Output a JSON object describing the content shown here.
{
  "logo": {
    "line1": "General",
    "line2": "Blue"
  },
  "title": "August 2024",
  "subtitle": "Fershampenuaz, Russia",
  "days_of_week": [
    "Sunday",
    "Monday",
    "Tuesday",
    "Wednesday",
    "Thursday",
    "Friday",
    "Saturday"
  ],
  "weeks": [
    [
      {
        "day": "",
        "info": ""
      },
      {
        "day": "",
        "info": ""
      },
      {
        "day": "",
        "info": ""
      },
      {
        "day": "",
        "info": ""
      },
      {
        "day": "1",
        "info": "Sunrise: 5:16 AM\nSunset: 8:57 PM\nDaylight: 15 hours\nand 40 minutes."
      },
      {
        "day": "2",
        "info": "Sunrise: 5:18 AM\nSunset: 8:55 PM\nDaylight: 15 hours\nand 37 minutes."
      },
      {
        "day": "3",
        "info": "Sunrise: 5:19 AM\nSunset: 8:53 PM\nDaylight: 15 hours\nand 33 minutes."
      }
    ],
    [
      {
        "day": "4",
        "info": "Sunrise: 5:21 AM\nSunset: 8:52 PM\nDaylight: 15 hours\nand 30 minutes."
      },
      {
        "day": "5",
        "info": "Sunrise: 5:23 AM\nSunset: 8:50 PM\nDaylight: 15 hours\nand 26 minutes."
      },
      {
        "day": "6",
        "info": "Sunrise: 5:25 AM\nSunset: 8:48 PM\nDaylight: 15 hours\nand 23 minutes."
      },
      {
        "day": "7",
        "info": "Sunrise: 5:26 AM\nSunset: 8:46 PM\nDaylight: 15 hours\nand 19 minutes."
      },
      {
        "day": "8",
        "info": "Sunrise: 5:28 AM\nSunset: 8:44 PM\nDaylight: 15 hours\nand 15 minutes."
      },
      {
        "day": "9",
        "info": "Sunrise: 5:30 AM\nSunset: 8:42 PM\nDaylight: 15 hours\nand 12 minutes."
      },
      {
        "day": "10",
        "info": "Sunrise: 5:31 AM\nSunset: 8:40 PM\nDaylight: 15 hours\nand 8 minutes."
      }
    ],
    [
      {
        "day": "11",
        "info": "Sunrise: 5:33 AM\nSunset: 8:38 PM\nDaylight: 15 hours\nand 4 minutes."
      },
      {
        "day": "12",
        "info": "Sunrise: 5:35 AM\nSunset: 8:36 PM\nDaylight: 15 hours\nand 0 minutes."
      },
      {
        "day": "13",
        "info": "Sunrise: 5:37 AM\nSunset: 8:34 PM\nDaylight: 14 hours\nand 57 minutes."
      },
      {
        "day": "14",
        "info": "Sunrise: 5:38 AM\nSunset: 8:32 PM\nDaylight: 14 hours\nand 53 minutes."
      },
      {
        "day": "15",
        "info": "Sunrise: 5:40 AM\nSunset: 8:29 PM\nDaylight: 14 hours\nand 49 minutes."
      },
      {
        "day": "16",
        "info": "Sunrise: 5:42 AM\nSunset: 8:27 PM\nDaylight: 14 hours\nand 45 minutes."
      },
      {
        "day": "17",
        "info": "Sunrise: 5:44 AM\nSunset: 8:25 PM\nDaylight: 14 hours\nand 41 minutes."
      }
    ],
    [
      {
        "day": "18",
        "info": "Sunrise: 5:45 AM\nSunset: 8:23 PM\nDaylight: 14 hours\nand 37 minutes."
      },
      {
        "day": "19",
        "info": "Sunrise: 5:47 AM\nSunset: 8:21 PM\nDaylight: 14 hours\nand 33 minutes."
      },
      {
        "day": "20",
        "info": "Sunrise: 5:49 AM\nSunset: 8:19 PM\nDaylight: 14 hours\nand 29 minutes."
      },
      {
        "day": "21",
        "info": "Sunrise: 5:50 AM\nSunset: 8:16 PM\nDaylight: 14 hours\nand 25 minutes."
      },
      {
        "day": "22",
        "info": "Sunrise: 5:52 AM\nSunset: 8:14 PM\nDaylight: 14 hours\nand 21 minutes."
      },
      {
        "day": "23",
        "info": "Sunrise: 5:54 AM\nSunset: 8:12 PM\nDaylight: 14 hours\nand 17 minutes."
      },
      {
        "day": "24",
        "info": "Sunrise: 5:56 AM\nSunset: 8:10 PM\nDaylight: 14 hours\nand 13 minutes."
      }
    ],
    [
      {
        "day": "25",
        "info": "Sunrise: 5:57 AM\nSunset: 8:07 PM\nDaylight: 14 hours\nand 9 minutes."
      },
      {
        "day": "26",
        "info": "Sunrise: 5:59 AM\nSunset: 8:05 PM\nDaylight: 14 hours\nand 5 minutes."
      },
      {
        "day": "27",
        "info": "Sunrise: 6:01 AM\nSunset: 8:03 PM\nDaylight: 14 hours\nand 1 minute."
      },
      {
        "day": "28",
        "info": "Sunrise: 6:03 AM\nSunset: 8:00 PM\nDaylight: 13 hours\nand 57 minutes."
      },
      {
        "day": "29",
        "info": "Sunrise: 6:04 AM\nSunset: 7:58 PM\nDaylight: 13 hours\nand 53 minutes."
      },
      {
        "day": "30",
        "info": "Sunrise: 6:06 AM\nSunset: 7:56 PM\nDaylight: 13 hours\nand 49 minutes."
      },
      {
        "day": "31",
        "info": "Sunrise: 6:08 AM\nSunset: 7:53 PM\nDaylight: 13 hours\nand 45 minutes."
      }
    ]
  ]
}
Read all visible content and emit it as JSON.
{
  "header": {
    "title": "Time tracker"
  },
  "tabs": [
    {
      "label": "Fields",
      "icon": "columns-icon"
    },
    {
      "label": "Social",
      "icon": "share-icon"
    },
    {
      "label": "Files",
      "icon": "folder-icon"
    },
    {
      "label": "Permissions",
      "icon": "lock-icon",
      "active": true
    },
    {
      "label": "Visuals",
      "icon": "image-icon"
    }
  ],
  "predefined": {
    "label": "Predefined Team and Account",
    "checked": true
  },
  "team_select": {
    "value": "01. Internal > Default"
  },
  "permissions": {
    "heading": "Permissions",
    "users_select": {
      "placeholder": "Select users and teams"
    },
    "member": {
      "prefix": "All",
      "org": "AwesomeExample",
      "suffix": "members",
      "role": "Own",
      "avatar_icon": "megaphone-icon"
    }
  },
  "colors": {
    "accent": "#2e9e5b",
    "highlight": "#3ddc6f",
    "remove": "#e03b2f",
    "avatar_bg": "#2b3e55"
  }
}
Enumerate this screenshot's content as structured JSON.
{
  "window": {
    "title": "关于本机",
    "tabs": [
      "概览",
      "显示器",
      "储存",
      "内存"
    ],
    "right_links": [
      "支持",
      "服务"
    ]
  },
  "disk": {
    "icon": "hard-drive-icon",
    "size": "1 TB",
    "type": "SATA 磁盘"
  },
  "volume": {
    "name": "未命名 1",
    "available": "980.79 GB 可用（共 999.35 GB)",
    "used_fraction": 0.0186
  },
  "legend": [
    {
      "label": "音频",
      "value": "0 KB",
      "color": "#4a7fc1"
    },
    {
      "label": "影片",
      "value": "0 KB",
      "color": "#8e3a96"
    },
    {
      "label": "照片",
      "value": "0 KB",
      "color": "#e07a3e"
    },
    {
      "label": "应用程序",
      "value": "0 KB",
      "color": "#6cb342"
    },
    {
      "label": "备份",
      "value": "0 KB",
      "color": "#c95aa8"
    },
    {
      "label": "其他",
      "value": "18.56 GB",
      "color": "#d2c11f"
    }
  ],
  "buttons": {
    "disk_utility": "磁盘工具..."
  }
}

____________

TASK DIRECTIONS: Which lines run from the one containing "Enumerate this screenshot's" to the end of the entries above? Quote exactly those, and only those.

SOLUTION BELOW:
Enumerate this screenshot's content as structured JSON.
{
  "window": {
    "title": "关于本机",
    "tabs": [
      "概览",
      "显示器",
      "储存",
      "内存"
    ],
    "right_links": [
      "支持",
      "服务"
    ]
  },
  "disk": {
    "icon": "hard-drive-icon",
    "size": "1 TB",
    "type": "SATA 磁盘"
  },
  "volume": {
    "name": "未命名 1",
    "available": "980.79 GB 可用（共 999.35 GB)",
    "used_fraction": 0.0186
  },
  "legend": [
    {
      "label": "音频",
      "value": "0 KB",
      "color": "#4a7fc1"
    },
    {
      "label": "影片",
      "value": "0 KB",
      "color": "#8e3a96"
    },
    {
      "label": "照片",
      "value": "0 KB",
      "color": "#e07a3e"
    },
    {
      "label": "应用程序",
      "value": "0 KB",
      "color": "#6cb342"
    },
    {
      "label": "备份",
      "value": "0 KB",
      "color": "#c95aa8"
    },
    {
      "label": "其他",
      "value": "18.56 GB",
      "color": "#d2c11f"
    }
  ],
  "buttons": {
    "disk_utility": "磁盘工具..."
  }
}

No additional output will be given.